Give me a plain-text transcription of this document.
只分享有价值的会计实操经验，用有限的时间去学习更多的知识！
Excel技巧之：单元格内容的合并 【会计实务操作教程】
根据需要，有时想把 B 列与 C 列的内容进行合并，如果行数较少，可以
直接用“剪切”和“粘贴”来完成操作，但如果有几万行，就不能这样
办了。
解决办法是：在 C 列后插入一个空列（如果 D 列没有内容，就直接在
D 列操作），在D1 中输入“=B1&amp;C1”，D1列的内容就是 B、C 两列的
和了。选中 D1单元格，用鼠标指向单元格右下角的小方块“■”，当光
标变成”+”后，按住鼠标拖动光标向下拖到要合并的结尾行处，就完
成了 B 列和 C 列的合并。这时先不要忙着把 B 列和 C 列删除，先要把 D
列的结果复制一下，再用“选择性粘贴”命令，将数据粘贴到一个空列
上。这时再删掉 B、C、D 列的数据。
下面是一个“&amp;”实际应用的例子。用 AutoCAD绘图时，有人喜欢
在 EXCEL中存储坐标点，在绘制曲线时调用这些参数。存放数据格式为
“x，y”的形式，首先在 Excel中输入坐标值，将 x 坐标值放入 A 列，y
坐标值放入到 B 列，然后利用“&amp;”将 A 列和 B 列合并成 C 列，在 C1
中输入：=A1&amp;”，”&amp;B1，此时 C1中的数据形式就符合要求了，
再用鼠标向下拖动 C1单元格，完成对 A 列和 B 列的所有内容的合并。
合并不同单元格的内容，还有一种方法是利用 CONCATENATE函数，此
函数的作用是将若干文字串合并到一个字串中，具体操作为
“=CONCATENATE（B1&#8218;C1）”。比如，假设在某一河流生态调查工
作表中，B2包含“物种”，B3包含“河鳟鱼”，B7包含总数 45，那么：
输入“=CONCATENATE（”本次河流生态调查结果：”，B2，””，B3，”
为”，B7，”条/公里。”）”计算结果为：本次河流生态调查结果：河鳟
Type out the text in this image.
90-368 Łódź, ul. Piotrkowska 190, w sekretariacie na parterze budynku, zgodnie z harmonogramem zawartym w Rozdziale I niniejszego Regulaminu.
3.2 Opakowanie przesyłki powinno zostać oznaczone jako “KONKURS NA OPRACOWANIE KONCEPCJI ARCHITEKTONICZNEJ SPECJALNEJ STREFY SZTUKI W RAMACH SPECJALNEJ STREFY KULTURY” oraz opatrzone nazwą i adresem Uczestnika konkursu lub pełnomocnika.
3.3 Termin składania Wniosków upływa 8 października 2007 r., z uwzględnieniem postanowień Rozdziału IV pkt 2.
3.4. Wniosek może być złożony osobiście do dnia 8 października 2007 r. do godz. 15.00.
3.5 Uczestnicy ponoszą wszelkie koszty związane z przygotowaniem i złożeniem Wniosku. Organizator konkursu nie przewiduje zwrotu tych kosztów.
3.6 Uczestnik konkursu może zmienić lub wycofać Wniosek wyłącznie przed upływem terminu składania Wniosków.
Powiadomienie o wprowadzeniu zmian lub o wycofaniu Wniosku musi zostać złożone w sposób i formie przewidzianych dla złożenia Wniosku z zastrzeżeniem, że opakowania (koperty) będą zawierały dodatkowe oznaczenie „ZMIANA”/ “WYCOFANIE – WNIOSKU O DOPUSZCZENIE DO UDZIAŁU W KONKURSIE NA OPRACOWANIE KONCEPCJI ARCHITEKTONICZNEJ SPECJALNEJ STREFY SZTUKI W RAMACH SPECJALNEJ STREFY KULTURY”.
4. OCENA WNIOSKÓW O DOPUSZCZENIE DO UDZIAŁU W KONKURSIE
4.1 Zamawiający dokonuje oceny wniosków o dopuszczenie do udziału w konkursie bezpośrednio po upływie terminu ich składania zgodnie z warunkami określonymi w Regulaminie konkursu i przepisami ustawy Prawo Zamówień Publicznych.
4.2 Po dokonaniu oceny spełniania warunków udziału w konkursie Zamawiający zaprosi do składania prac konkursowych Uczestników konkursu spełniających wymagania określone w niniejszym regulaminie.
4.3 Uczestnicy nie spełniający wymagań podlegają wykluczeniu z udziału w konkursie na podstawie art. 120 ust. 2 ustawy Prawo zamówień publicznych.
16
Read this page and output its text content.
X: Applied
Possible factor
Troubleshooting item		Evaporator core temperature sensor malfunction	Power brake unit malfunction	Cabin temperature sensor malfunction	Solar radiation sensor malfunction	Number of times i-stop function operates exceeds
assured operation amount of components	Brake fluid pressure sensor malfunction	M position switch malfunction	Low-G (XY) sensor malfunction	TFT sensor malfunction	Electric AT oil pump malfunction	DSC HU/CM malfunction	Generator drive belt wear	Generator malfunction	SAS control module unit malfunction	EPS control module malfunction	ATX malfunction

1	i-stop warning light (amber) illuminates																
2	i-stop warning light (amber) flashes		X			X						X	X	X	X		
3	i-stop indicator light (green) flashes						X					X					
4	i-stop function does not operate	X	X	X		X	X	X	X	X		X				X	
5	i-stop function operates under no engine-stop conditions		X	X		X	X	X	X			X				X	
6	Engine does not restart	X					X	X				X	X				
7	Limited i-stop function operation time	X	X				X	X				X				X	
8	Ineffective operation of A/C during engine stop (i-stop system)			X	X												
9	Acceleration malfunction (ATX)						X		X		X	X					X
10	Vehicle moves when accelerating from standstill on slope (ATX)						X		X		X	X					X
|---|
**What is being asked**
Say how many lines have the string "Uczestnicy" in them, offering no words beyond the number.

**Exercise solution**
2